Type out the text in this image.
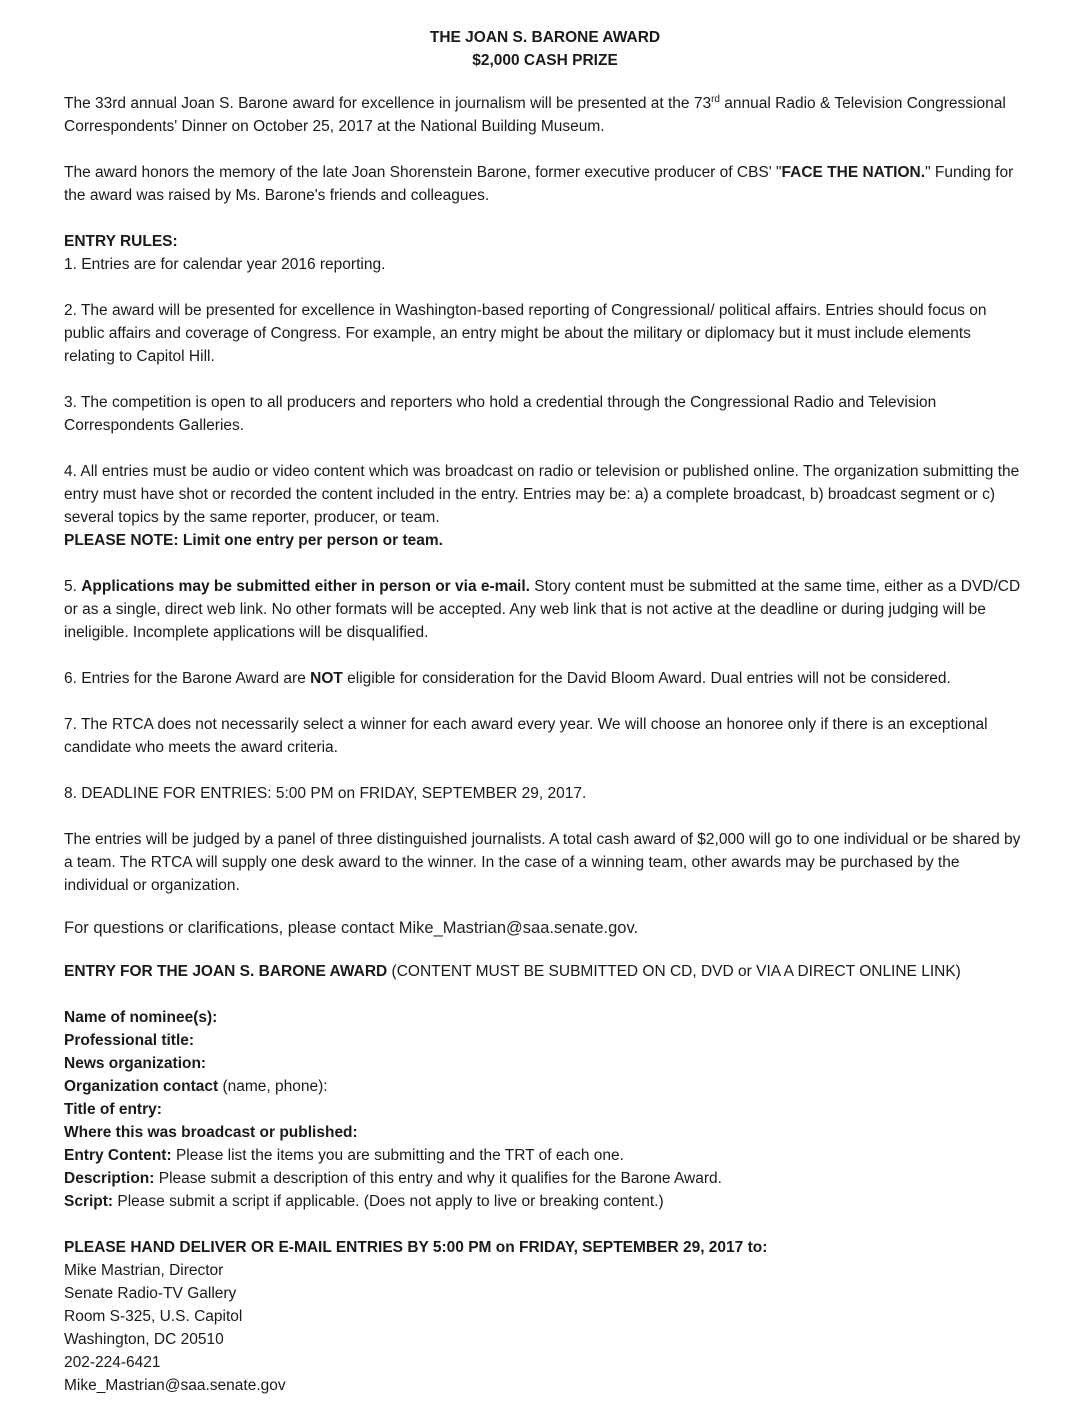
THE JOAN S. BARONE AWARD
$2,000 CASH PRIZE

The 33rd annual Joan S. Barone award for excellence in journalism will be presented at the 73rd annual Radio & Television Congressional Correspondents' Dinner on October 25, 2017 at the National Building Museum.

The award honors the memory of the late Joan Shorenstein Barone, former executive producer of CBS' "FACE THE NATION." Funding for the award was raised by Ms. Barone's friends and colleagues.

ENTRY RULES:

1. Entries are for calendar year 2016 reporting.

2. The award will be presented for excellence in Washington-based reporting of Congressional/ political affairs. Entries should focus on public affairs and coverage of Congress. For example, an entry might be about the military or diplomacy but it must include elements relating to Capitol Hill.

3. The competition is open to all producers and reporters who hold a credential through the Congressional Radio and Television Correspondents Galleries.

4. All entries must be audio or video content which was broadcast on radio or television or published online. The organization submitting the entry must have shot or recorded the content included in the entry. Entries may be: a) a complete broadcast, b) broadcast segment or c) several topics by the same reporter, producer, or team.

PLEASE NOTE: Limit one entry per person or team.

5. Applications may be submitted either in person or via e-mail. Story content must be submitted at the same time, either as a DVD/CD or as a single, direct web link. No other formats will be accepted. Any web link that is not active at the deadline or during judging will be ineligible. Incomplete applications will be disqualified.

6. Entries for the Barone Award are NOT eligible for consideration for the David Bloom Award. Dual entries will not be considered.

7. The RTCA does not necessarily select a winner for each award every year. We will choose an honoree only if there is an exceptional candidate who meets the award criteria.

8. DEADLINE FOR ENTRIES: 5:00 PM on FRIDAY, SEPTEMBER 29, 2017.

The entries will be judged by a panel of three distinguished journalists. A total cash award of $2,000 will go to one individual or be shared by a team. The RTCA will supply one desk award to the winner. In the case of a winning team, other awards may be purchased by the individual or organization.

For questions or clarifications, please contact Mike_Mastrian@saa.senate.gov.

ENTRY FOR THE JOAN S. BARONE AWARD (CONTENT MUST BE SUBMITTED ON CD, DVD or VIA A DIRECT ONLINE LINK)

Name of nominee(s):

Professional title:

News organization:

Organization contact (name, phone):

Title of entry:

Where this was broadcast or published:

Entry Content: Please list the items you are submitting and the TRT of each one.

Description: Please submit a description of this entry and why it qualifies for the Barone Award.

Script: Please submit a script if applicable. (Does not apply to live or breaking content.)

PLEASE HAND DELIVER OR E-MAIL ENTRIES BY 5:00 PM on FRIDAY, SEPTEMBER 29, 2017 to:

Mike Mastrian, Director

Senate Radio-TV Gallery

Room S-325, U.S. Capitol

Washington, DC 20510

202-224-6421

Mike_Mastrian@saa.senate.gov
================================
◆ **Work to be completed**
List all lines from the entries that include the word "each".

◆ **Result of the task**
7. The RTCA does not necessarily select a winner for each award every year. We will choose an honoree only if there is an exceptional candidate who meets the award criteria.
Entry Content: Please list the items you are submitting and the TRT of each one.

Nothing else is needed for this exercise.